# START OF EXCERPTED DATA
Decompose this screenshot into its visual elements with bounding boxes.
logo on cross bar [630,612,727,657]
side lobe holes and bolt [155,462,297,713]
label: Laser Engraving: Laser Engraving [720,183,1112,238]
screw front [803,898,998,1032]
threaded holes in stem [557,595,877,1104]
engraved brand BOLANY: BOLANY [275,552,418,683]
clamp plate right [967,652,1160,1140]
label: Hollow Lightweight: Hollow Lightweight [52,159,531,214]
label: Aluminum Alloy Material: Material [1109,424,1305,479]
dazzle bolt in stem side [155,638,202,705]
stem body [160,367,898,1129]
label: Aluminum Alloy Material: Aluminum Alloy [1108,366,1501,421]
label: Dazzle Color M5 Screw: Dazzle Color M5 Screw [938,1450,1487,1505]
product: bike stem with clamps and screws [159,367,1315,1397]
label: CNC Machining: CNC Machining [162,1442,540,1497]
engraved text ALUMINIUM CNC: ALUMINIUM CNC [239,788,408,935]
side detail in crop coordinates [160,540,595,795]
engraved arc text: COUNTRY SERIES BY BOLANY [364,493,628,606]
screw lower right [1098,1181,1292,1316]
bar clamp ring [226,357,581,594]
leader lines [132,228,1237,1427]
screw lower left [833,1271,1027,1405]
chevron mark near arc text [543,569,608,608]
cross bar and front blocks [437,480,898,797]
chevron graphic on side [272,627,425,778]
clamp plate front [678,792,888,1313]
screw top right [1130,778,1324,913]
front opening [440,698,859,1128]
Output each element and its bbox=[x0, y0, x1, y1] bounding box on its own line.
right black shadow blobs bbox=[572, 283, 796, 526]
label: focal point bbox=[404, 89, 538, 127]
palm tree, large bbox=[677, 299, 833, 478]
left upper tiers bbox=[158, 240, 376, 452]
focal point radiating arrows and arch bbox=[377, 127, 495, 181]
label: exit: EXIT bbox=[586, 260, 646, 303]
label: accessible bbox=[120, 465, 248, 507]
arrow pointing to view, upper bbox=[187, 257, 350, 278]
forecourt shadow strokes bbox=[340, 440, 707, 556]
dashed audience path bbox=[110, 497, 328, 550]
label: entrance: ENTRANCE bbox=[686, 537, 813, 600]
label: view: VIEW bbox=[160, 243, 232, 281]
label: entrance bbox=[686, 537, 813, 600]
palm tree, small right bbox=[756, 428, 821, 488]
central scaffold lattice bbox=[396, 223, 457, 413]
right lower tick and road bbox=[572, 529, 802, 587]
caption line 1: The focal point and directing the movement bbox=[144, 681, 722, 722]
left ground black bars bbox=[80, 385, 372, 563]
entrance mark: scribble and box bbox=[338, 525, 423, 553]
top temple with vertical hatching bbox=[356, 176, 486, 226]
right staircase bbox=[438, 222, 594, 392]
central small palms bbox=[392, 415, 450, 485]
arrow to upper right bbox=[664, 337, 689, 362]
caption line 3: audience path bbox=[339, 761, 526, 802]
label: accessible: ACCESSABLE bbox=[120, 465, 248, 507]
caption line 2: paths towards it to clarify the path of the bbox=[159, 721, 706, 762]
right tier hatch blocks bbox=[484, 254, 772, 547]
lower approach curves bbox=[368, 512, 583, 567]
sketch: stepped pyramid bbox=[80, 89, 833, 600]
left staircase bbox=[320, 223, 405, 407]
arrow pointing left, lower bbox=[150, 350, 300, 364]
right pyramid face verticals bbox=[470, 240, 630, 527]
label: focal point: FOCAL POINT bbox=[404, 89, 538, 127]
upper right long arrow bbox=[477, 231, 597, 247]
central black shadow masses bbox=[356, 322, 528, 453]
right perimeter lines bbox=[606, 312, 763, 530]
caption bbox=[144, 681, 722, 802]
# END OF EXCERPTED DATA
- **YOUR GOAL**
Write the material out again, switching "staircase" to "stairway" everywhere it appears and keeping everything else the same.

- **WRITTEN RESPONSE**
Decompose this screenshot into its visual elements with bounding boxes.
logo on cross bar [630,612,727,657]
side lobe holes and bolt [155,462,297,713]
label: Laser Engraving: Laser Engraving [720,183,1112,238]
screw front [803,898,998,1032]
threaded holes in stem [557,595,877,1104]
engraved brand BOLANY: BOLANY [275,552,418,683]
clamp plate right [967,652,1160,1140]
label: Hollow Lightweight: Hollow Lightweight [52,159,531,214]
label: Aluminum Alloy Material: Material [1109,424,1305,479]
dazzle bolt in stem side [155,638,202,705]
stem body [160,367,898,1129]
label: Aluminum Alloy Material: Aluminum Alloy [1108,366,1501,421]
label: Dazzle Color M5 Screw: Dazzle Color M5 Screw [938,1450,1487,1505]
product: bike stem with clamps and screws [159,367,1315,1397]
label: CNC Machining: CNC Machining [162,1442,540,1497]
engraved text ALUMINIUM CNC: ALUMINIUM CNC [239,788,408,935]
side detail in crop coordinates [160,540,595,795]
engraved arc text: COUNTRY SERIES BY BOLANY [364,493,628,606]
screw lower right [1098,1181,1292,1316]
bar clamp ring [226,357,581,594]
leader lines [132,228,1237,1427]
screw lower left [833,1271,1027,1405]
chevron mark near arc text [543,569,608,608]
cross bar and front blocks [437,480,898,797]
chevron graphic on side [272,627,425,778]
clamp plate front [678,792,888,1313]
screw top right [1130,778,1324,913]
front opening [440,698,859,1128]
Output each element and its bbox=[x0, y0, x1, y1] bounding box on its own line.
right black shadow blobs bbox=[572, 283, 796, 526]
label: focal point bbox=[404, 89, 538, 127]
palm tree, large bbox=[677, 299, 833, 478]
left upper tiers bbox=[158, 240, 376, 452]
focal point radiating arrows and arch bbox=[377, 127, 495, 181]
label: exit: EXIT bbox=[586, 260, 646, 303]
label: accessible bbox=[120, 465, 248, 507]
arrow pointing to view, upper bbox=[187, 257, 350, 278]
forecourt shadow strokes bbox=[340, 440, 707, 556]
dashed audience path bbox=[110, 497, 328, 550]
label: entrance: ENTRANCE bbox=[686, 537, 813, 600]
label: view: VIEW bbox=[160, 243, 232, 281]
label: entrance bbox=[686, 537, 813, 600]
palm tree, small right bbox=[756, 428, 821, 488]
central scaffold lattice bbox=[396, 223, 457, 413]
right lower tick and road bbox=[572, 529, 802, 587]
caption line 1: The focal point and directing the movement bbox=[144, 681, 722, 722]
left ground black bars bbox=[80, 385, 372, 563]
entrance mark: scribble and box bbox=[338, 525, 423, 553]
top temple with vertical hatching bbox=[356, 176, 486, 226]
right stairway bbox=[438, 222, 594, 392]
central small palms bbox=[392, 415, 450, 485]
arrow to upper right bbox=[664, 337, 689, 362]
caption line 3: audience path bbox=[339, 761, 526, 802]
label: accessible: ACCESSABLE bbox=[120, 465, 248, 507]
caption line 2: paths towards it to clarify the path of the bbox=[159, 721, 706, 762]
right tier hatch blocks bbox=[484, 254, 772, 547]
lower approach curves bbox=[368, 512, 583, 567]
sketch: stepped pyramid bbox=[80, 89, 833, 600]
left stairway bbox=[320, 223, 405, 407]
arrow pointing left, lower bbox=[150, 350, 300, 364]
right pyramid face verticals bbox=[470, 240, 630, 527]
label: focal point: FOCAL POINT bbox=[404, 89, 538, 127]
upper right long arrow bbox=[477, 231, 597, 247]
central black shadow masses bbox=[356, 322, 528, 453]
right perimeter lines bbox=[606, 312, 763, 530]
caption bbox=[144, 681, 722, 802]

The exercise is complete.